**THE PROBLEM:**
Write out all the material exactly. Leave nothing out.

····················

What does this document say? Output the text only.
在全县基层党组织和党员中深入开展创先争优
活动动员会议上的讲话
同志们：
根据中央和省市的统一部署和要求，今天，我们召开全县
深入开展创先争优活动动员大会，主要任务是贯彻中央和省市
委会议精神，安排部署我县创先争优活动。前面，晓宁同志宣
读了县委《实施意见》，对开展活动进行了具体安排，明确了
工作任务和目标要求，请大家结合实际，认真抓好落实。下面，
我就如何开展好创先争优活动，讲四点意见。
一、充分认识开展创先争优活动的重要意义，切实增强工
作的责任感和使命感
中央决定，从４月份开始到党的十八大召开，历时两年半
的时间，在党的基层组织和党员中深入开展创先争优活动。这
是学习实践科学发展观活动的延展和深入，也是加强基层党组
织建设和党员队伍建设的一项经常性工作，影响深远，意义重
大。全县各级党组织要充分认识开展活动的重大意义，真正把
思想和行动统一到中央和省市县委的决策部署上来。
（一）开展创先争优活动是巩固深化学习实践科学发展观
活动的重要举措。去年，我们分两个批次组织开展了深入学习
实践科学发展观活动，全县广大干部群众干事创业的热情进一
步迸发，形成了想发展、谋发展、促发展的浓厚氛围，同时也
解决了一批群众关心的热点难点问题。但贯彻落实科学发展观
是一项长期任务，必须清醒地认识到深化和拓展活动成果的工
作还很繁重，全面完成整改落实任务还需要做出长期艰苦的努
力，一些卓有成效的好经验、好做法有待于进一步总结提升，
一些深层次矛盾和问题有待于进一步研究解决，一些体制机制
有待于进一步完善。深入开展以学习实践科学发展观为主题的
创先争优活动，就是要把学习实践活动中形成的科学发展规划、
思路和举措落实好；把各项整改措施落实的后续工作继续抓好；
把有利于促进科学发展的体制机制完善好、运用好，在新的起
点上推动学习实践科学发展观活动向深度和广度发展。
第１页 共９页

····················

**SOLVED EXERCISE:**
What does this document say? Output the text only.
在全县基层党组织和党员中深入开展创先争优
活动动员会议上的讲话
同志们：
根据中央和省市的统一部署和要求，今天，我们召开全县
深入开展创先争优活动动员大会，主要任务是贯彻中央和省市
委会议精神，安排部署我县创先争优活动。前面，晓宁同志宣
读了县委《实施意见》，对开展活动进行了具体安排，明确了
工作任务和目标要求，请大家结合实际，认真抓好落实。下面，
我就如何开展好创先争优活动，讲四点意见。
一、充分认识开展创先争优活动的重要意义，切实增强工
作的责任感和使命感
中央决定，从４月份开始到党的十八大召开，历时两年半
的时间，在党的基层组织和党员中深入开展创先争优活动。这
是学习实践科学发展观活动的延展和深入，也是加强基层党组
织建设和党员队伍建设的一项经常性工作，影响深远，意义重
大。全县各级党组织要充分认识开展活动的重大意义，真正把
思想和行动统一到中央和省市县委的决策部署上来。
（一）开展创先争优活动是巩固深化学习实践科学发展观
活动的重要举措。去年，我们分两个批次组织开展了深入学习
实践科学发展观活动，全县广大干部群众干事创业的热情进一
步迸发，形成了想发展、谋发展、促发展的浓厚氛围，同时也
解决了一批群众关心的热点难点问题。但贯彻落实科学发展观
是一项长期任务，必须清醒地认识到深化和拓展活动成果的工
作还很繁重，全面完成整改落实任务还需要做出长期艰苦的努
力，一些卓有成效的好经验、好做法有待于进一步总结提升，
一些深层次矛盾和问题有待于进一步研究解决，一些体制机制
有待于进一步完善。深入开展以学习实践科学发展观为主题的
创先争优活动，就是要把学习实践活动中形成的科学发展规划、
思路和举措落实好；把各项整改措施落实的后续工作继续抓好；
把有利于促进科学发展的体制机制完善好、运用好，在新的起
点上推动学习实践科学发展观活动向深度和广度发展。
第１页 共９页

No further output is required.